- [Documenttekst]
▬▬▬▬▬▬▬▬▬▬
De hardheidsregeling kinderopvangtoeslag die is opgenomen in de Wet hardheidsaanpassing Awir (Stb. 2020, 227) is uitgewerkt in een ministeriële regeling. Deze treedt op 7 juli 2020 in werking.
De in deze ministeriële regeling opgenomen nadere regels zijn gebaseerd op de door de Adviescommissie in haar eindadvies Omzien in verwondering 2 (V-N 2020/15.22) geschetste hardheidsregeling, die beoogt recht te doen aan de ABRvS-uitspraken van 23 oktober 2019 (V-N 2019/52.20 en V-N 2019/52.21).
De hardheidsregeling ziet op de gevallen waarin toepassing van de regelgeving bij de uitvoering van de kinderopvangtoeslag in het verleden heeft geleid tot onbillijkheden van overwegende aard, die voortkomen uit de hardheid van de vóór 23 oktober 2019 bestaande toepassing van het wettelijke stelsel. Deze onbillijkheden moeten zodanig zijn dat het overduidelijk onredelijk is deze voor rekening van de belanghebbende te laten. Bovendien moet het aangewezen zijn om – ondanks het verstrijken van de vijfjaarstermijn voor herziening in het voordeel van de belanghebbende van een onherroepelijk geworden beschikking (tot vaststelling of tot terugvordering) omtrent kinderopvangtoeslag – een hardheidstegemoetkoming te bieden.
▬▬▬▬▬▬▬▬▬▬
- [Gegevens voor analyse]
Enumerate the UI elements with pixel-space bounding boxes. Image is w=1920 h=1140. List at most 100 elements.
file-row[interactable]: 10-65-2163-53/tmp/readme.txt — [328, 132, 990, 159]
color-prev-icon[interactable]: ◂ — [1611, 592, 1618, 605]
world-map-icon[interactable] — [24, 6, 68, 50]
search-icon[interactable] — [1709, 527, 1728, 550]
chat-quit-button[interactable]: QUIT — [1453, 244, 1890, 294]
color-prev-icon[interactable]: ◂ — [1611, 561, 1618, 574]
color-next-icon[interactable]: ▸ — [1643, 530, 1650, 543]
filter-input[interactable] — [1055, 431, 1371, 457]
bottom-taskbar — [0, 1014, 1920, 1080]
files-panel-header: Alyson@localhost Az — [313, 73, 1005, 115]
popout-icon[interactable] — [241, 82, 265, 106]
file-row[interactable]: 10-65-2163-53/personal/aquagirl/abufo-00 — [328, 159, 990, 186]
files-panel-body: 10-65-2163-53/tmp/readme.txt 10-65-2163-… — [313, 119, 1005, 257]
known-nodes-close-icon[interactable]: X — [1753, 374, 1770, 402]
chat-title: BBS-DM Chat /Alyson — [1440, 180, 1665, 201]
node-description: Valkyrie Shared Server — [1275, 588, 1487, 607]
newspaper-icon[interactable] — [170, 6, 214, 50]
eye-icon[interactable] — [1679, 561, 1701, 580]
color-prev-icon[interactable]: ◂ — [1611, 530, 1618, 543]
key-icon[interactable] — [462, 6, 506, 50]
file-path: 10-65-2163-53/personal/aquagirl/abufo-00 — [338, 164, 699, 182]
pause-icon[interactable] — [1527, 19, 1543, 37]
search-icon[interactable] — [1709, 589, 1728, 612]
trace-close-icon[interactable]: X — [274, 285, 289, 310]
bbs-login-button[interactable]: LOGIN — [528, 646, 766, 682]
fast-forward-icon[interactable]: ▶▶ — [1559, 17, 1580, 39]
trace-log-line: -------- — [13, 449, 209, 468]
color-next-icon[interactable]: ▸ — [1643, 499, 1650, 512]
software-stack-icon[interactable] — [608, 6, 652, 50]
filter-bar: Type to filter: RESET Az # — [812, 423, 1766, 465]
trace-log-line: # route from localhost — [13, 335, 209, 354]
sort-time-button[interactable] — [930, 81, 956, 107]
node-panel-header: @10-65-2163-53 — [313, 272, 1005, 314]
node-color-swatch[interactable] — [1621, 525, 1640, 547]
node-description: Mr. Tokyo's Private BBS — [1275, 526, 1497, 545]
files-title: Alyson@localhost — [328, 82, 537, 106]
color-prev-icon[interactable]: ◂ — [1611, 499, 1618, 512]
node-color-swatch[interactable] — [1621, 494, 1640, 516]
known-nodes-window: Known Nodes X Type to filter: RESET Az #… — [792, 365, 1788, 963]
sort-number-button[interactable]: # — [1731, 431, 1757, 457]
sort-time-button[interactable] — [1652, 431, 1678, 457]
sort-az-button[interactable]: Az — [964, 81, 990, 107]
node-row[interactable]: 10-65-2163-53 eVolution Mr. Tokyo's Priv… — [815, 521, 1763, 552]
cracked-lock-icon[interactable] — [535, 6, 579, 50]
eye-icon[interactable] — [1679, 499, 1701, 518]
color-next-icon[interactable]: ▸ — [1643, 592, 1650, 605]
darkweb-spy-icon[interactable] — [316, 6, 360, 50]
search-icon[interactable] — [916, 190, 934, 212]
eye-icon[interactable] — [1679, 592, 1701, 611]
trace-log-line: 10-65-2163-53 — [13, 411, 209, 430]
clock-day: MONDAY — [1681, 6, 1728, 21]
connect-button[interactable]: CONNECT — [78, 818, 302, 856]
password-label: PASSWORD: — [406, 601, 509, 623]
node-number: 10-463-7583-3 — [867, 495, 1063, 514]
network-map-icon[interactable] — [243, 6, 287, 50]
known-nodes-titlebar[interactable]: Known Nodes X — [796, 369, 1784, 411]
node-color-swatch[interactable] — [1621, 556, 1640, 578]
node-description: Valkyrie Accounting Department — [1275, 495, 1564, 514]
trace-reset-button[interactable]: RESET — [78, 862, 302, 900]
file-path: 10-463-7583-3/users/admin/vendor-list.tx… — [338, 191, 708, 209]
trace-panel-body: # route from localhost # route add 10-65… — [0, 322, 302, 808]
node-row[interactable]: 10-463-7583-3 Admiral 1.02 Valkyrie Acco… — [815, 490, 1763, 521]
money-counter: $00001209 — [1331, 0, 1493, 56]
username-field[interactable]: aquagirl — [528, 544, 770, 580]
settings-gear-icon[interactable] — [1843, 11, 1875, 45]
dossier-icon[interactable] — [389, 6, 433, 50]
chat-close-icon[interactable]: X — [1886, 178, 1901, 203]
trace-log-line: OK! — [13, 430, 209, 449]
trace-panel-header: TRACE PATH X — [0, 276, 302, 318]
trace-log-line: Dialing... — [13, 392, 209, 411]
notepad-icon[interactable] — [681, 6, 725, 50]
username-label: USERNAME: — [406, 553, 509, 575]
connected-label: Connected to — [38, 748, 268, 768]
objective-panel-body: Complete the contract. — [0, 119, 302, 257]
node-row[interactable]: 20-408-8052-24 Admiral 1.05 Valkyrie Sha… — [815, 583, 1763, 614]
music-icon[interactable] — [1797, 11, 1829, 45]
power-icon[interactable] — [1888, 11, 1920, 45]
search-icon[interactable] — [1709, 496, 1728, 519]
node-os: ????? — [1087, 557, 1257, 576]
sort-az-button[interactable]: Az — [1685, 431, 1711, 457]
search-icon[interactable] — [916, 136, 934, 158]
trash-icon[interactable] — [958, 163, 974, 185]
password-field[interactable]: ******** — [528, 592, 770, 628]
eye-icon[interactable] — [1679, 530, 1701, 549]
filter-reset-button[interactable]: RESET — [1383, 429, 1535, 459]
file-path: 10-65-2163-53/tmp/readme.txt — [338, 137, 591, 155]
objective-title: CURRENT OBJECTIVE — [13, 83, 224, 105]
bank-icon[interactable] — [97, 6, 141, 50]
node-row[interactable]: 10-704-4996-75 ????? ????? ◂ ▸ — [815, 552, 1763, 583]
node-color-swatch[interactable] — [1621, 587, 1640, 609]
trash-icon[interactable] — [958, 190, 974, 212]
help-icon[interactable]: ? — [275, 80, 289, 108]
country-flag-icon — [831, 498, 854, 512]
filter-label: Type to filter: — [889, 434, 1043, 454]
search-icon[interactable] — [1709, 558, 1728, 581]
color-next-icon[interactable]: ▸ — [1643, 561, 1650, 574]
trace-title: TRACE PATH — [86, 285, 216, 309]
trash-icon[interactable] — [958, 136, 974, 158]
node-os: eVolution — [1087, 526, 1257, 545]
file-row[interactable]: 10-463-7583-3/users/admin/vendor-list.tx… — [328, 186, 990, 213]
▬▬▬▬▬▬▬▬▬▬
- [Opdracht] Schrijf elke vindplaats op die tussen haakjes staat in de tekst over de hardheidsregeling kinderopvangtoeslag. Zet iedere vindplaats op een eigen regel, ook als er twee tussen dezelfde haakjes staan.

- [Antwoord]
Stb. 2020, 227
V-N 2020/15.22
V-N 2019/52.20
V-N 2019/52.21